- What the task requires
Pictures aside, write out every record exactly as it appears.

-- start Rows --

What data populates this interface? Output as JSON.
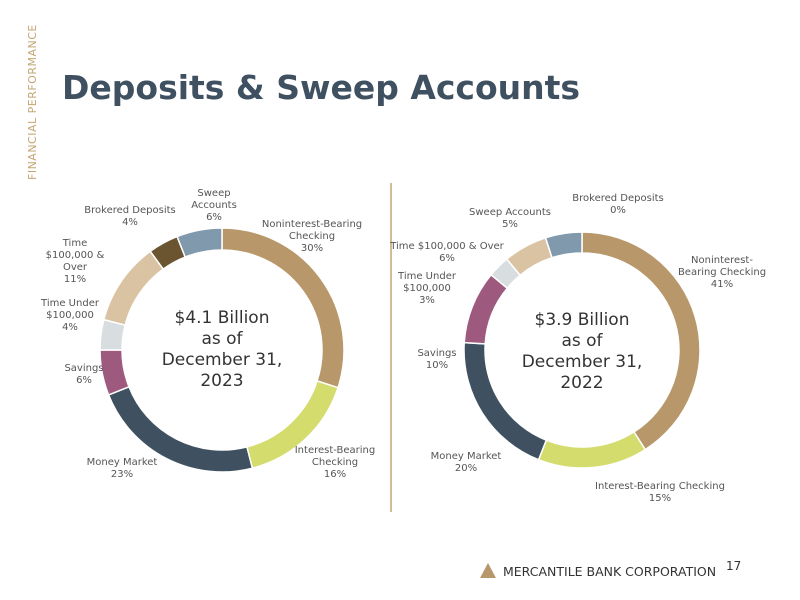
{
  "side_label": "FINANCIAL PERFORMANCE",
  "title": "Deposits & Sweep Accounts",
  "company": "MERCANTILE BANK CORPORATION",
  "page_number": "17",
  "chart_data": [
    {
      "type": "donut",
      "center_text": [
        "$4.1 Billion",
        "as of",
        "December 31,",
        "2023"
      ],
      "categories": [
        "Noninterest-Bearing Checking",
        "Interest-Bearing Checking",
        "Money Market",
        "Savings",
        "Time Under $100,000",
        "Time $100,000 & Over",
        "Brokered Deposits",
        "Sweep Accounts"
      ],
      "values": [
        30,
        16,
        23,
        6,
        4,
        11,
        4,
        6
      ],
      "value_labels": [
        "30%",
        "16%",
        "23%",
        "6%",
        "4%",
        "11%",
        "4%",
        "6%"
      ],
      "colors": [
        "#b8976a",
        "#d3dc6c",
        "#3f5161",
        "#9e5a7e",
        "#d8dde0",
        "#d9c3a3",
        "#6b5430",
        "#8199ac"
      ]
    },
    {
      "type": "donut",
      "center_text": [
        "$3.9 Billion",
        "as of",
        "December 31,",
        "2022"
      ],
      "categories": [
        "Noninterest-Bearing Checking",
        "Interest-Bearing Checking",
        "Money Market",
        "Savings",
        "Time Under $100,000",
        "Time $100,000 & Over",
        "Brokered Deposits",
        "Sweep Accounts"
      ],
      "values": [
        41,
        15,
        20,
        10,
        3,
        6,
        0,
        5
      ],
      "value_labels": [
        "41%",
        "15%",
        "20%",
        "10%",
        "3%",
        "6%",
        "0%",
        "5%"
      ],
      "colors": [
        "#b8976a",
        "#d3dc6c",
        "#3f5161",
        "#9e5a7e",
        "#d8dde0",
        "#d9c3a3",
        "#6b5430",
        "#8199ac"
      ]
    }
  ]
}
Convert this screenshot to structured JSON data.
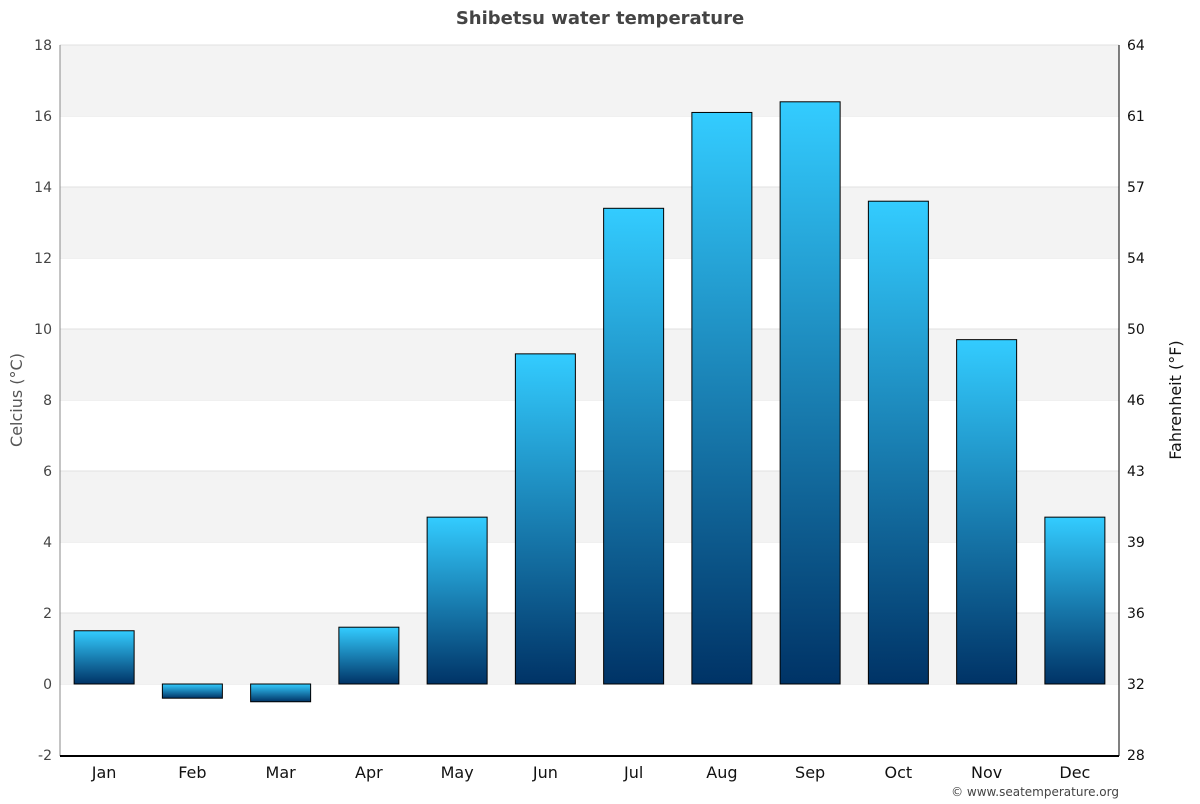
{
  "chart_data": {
    "type": "bar",
    "title": "Shibetsu water temperature",
    "ylabel": "Celcius (°C)",
    "y2label": "Fahrenheit (°F)",
    "categories": [
      "Jan",
      "Feb",
      "Mar",
      "Apr",
      "May",
      "Jun",
      "Jul",
      "Aug",
      "Sep",
      "Oct",
      "Nov",
      "Dec"
    ],
    "values": [
      1.5,
      -0.4,
      -0.5,
      1.6,
      4.7,
      9.3,
      13.4,
      16.1,
      16.4,
      13.6,
      9.7,
      4.7
    ],
    "ylim": [
      -2,
      18
    ],
    "yticks": [
      "-2",
      "0",
      "2",
      "4",
      "6",
      "8",
      "10",
      "12",
      "14",
      "16",
      "18"
    ],
    "y2ticks": [
      "28",
      "32",
      "36",
      "39",
      "43",
      "46",
      "50",
      "54",
      "57",
      "61",
      "64"
    ],
    "grid": true,
    "colors": {
      "bar_top": "#33ccff",
      "bar_bottom": "#003366",
      "band": "#f3f3f3"
    }
  },
  "footer": "© www.seatemperature.org"
}
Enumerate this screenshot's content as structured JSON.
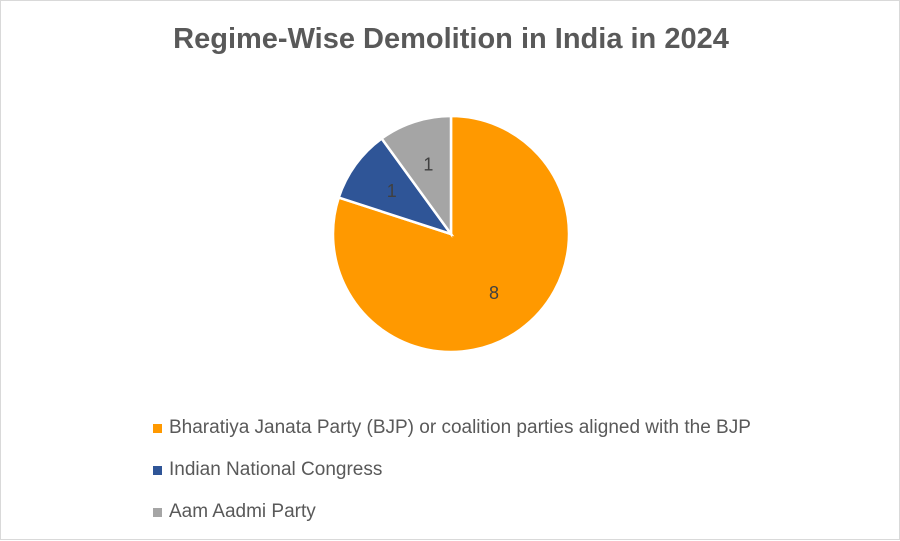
{
  "chart_data": {
    "type": "pie",
    "title": "Regime-Wise Demolition in India in 2024",
    "slices": [
      {
        "name": "Bharatiya Janata Party (BJP) or coalition parties aligned with the BJP",
        "value": 8,
        "label": "8",
        "color": "#ff9900"
      },
      {
        "name": "Indian National Congress",
        "value": 1,
        "label": "1",
        "color": "#2f5597"
      },
      {
        "name": "Aam Aadmi Party",
        "value": 1,
        "label": "1",
        "color": "#a5a5a5"
      }
    ],
    "legend_position": "bottom"
  }
}
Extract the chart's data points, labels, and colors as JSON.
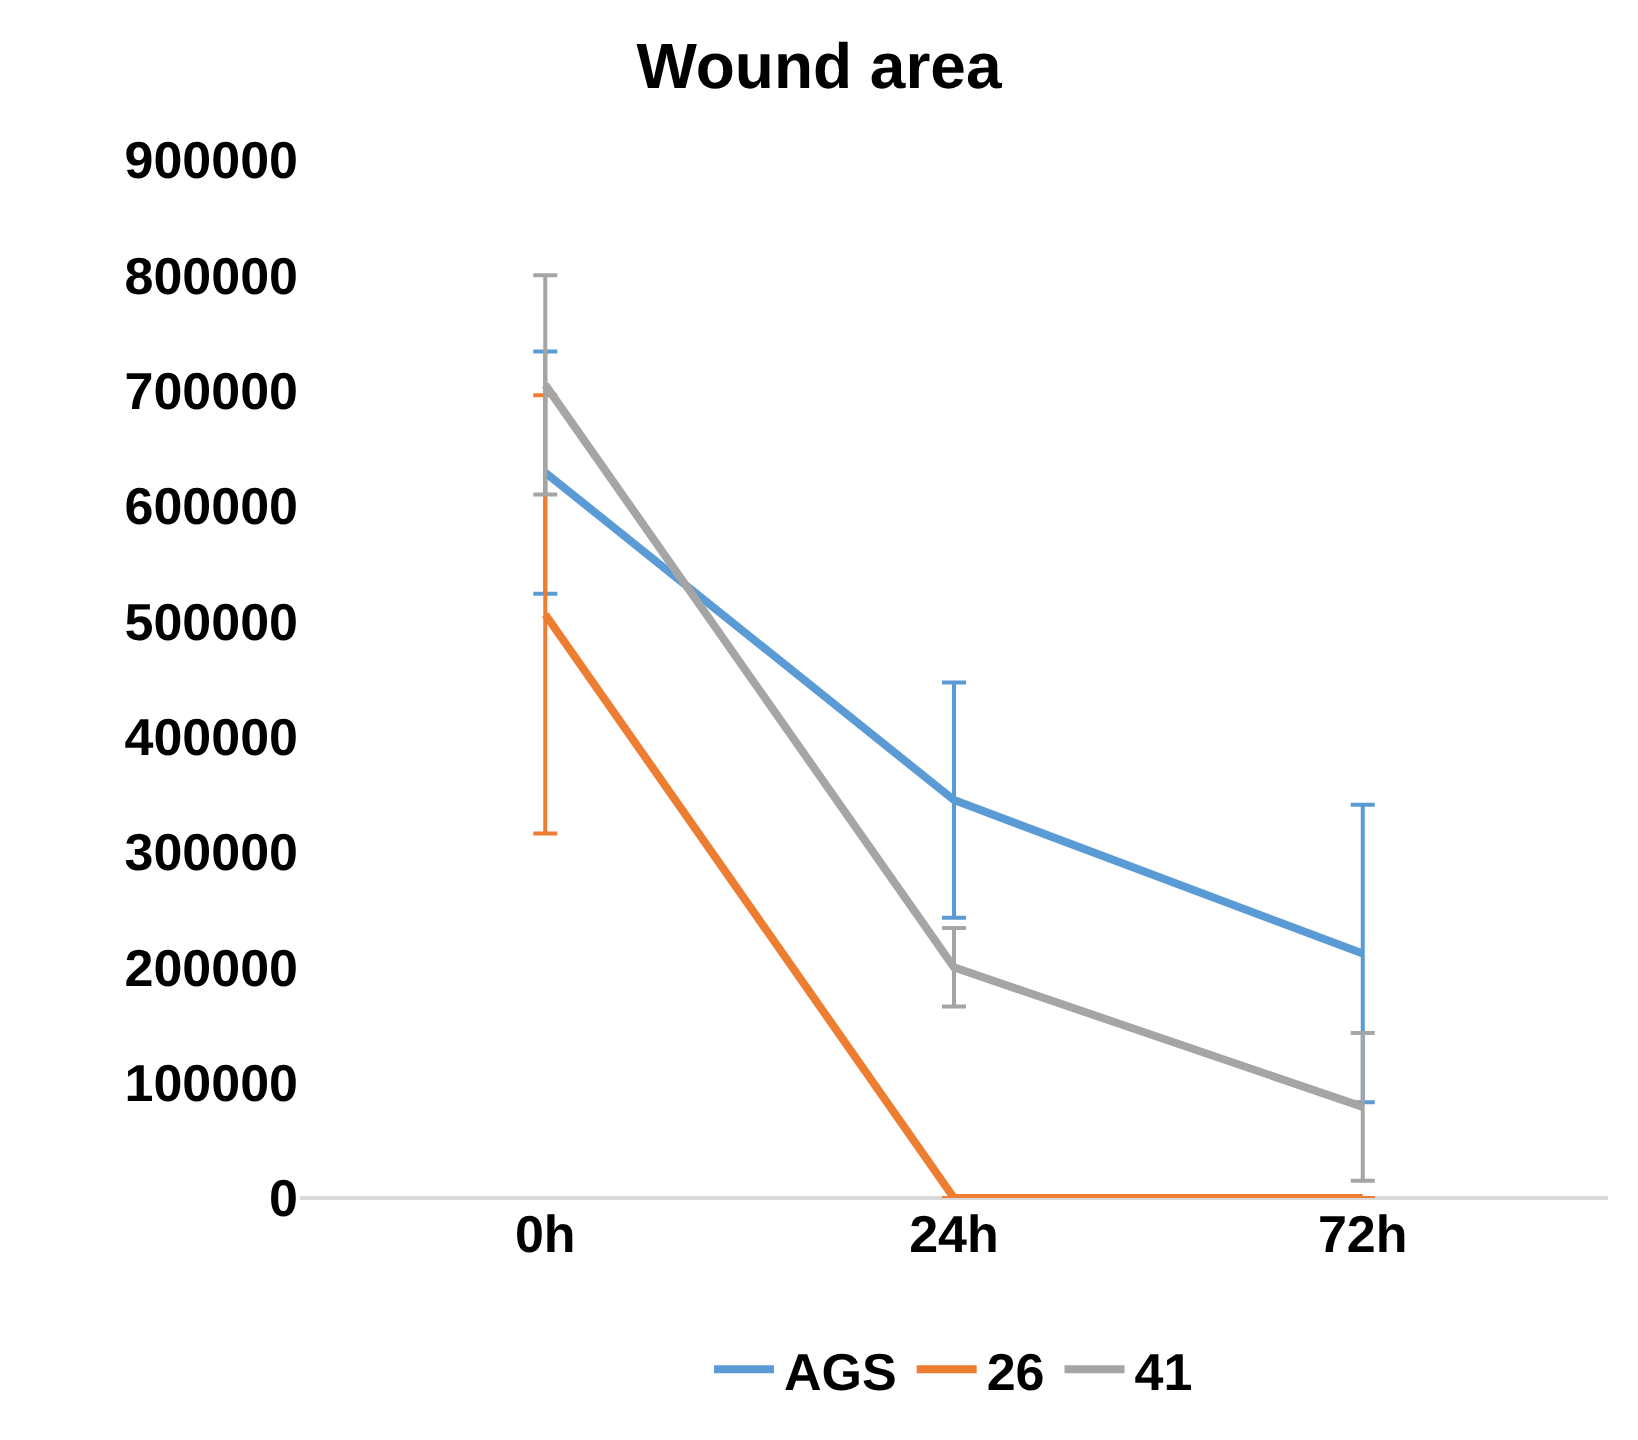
{
  "chart_data": {
    "type": "line",
    "title": "Wound area",
    "categories": [
      "0h",
      "24h",
      "72h"
    ],
    "series": [
      {
        "name": "AGS",
        "color": "#5b9bd5",
        "values": [
          629000,
          345000,
          212000
        ],
        "errors": [
          105000,
          102000,
          129000
        ]
      },
      {
        "name": "26",
        "color": "#ed7d31",
        "values": [
          506000,
          0,
          0
        ],
        "errors": [
          190000,
          null,
          null
        ]
      },
      {
        "name": "41",
        "color": "#a5a5a5",
        "values": [
          705000,
          200000,
          79000
        ],
        "errors": [
          95000,
          34000,
          64000
        ]
      }
    ],
    "ylim": [
      0,
      900000
    ],
    "yticks": [
      0,
      100000,
      200000,
      300000,
      400000,
      500000,
      600000,
      700000,
      800000,
      900000
    ],
    "grid": false,
    "legend": "bottom",
    "marker": "none",
    "line_style": "solid"
  }
}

-- end Rows --

- Answer to this task
What data populates this interface? Output as JSON.
{
  "side_label": "FINANCIAL PERFORMANCE",
  "title": "Deposits & Sweep Accounts",
  "company": "MERCANTILE BANK CORPORATION",
  "page_number": "17",
  "chart_data": [
    {
      "type": "donut",
      "center_text": [
        "$4.1 Billion",
        "as of",
        "December 31,",
        "2023"
      ],
      "categories": [
        "Noninterest-Bearing Checking",
        "Interest-Bearing Checking",
        "Money Market",
        "Savings",
        "Time Under $100,000",
        "Time $100,000 & Over",
        "Brokered Deposits",
        "Sweep Accounts"
      ],
      "values": [
        30,
        16,
        23,
        6,
        4,
        11,
        4,
        6
      ],
      "value_labels": [
        "30%",
        "16%",
        "23%",
        "6%",
        "4%",
        "11%",
        "4%",
        "6%"
      ],
      "colors": [
        "#b8976a",
        "#d3dc6c",
        "#3f5161",
        "#9e5a7e",
        "#d8dde0",
        "#d9c3a3",
        "#6b5430",
        "#8199ac"
      ]
    },
    {
      "type": "donut",
      "center_text": [
        "$3.9 Billion",
        "as of",
        "December 31,",
        "2022"
      ],
      "categories": [
        "Noninterest-Bearing Checking",
        "Interest-Bearing Checking",
        "Money Market",
        "Savings",
        "Time Under $100,000",
        "Time $100,000 & Over",
        "Brokered Deposits",
        "Sweep Accounts"
      ],
      "values": [
        41,
        15,
        20,
        10,
        3,
        6,
        0,
        5
      ],
      "value_labels": [
        "41%",
        "15%",
        "20%",
        "10%",
        "3%",
        "6%",
        "0%",
        "5%"
      ],
      "colors": [
        "#b8976a",
        "#d3dc6c",
        "#3f5161",
        "#9e5a7e",
        "#d8dde0",
        "#d9c3a3",
        "#6b5430",
        "#8199ac"
      ]
    }
  ]
}
Convert this screenshot to structured JSON data.
{
  "chart_data": {
    "type": "bar",
    "title": "Shibetsu water temperature",
    "ylabel": "Celcius (°C)",
    "y2label": "Fahrenheit (°F)",
    "categories": [
      "Jan",
      "Feb",
      "Mar",
      "Apr",
      "May",
      "Jun",
      "Jul",
      "Aug",
      "Sep",
      "Oct",
      "Nov",
      "Dec"
    ],
    "values": [
      1.5,
      -0.4,
      -0.5,
      1.6,
      4.7,
      9.3,
      13.4,
      16.1,
      16.4,
      13.6,
      9.7,
      4.7
    ],
    "ylim": [
      -2,
      18
    ],
    "yticks": [
      "-2",
      "0",
      "2",
      "4",
      "6",
      "8",
      "10",
      "12",
      "14",
      "16",
      "18"
    ],
    "y2ticks": [
      "28",
      "32",
      "36",
      "39",
      "43",
      "46",
      "50",
      "54",
      "57",
      "61",
      "64"
    ],
    "grid": true,
    "colors": {
      "bar_top": "#33ccff",
      "bar_bottom": "#003366",
      "band": "#f3f3f3"
    }
  },
  "footer": "© www.seatemperature.org"
}
Enumerate this screenshot's content as structured JSON.
{
  "chart_data": {
    "type": "pie",
    "title": "Regime-Wise Demolition in India in 2024",
    "slices": [
      {
        "name": "Bharatiya Janata Party (BJP) or coalition parties aligned with the BJP",
        "value": 8,
        "label": "8",
        "color": "#ff9900"
      },
      {
        "name": "Indian National Congress",
        "value": 1,
        "label": "1",
        "color": "#2f5597"
      },
      {
        "name": "Aam Aadmi Party",
        "value": 1,
        "label": "1",
        "color": "#a5a5a5"
      }
    ],
    "legend_position": "bottom"
  }
}
Extract the chart's data points, labels, and colors as JSON.
{
  "chart_data": {
    "type": "line",
    "title": "Wound area",
    "categories": [
      "0h",
      "24h",
      "72h"
    ],
    "series": [
      {
        "name": "AGS",
        "color": "#5b9bd5",
        "values": [
          629000,
          345000,
          212000
        ],
        "errors": [
          105000,
          102000,
          129000
        ]
      },
      {
        "name": "26",
        "color": "#ed7d31",
        "values": [
          506000,
          0,
          0
        ],
        "errors": [
          190000,
          null,
          null
        ]
      },
      {
        "name": "41",
        "color": "#a5a5a5",
        "values": [
          705000,
          200000,
          79000
        ],
        "errors": [
          95000,
          34000,
          64000
        ]
      }
    ],
    "ylim": [
      0,
      900000
    ],
    "yticks": [
      0,
      100000,
      200000,
      300000,
      400000,
      500000,
      600000,
      700000,
      800000,
      900000
    ],
    "grid": false,
    "legend": "bottom",
    "marker": "none",
    "line_style": "solid"
  }
}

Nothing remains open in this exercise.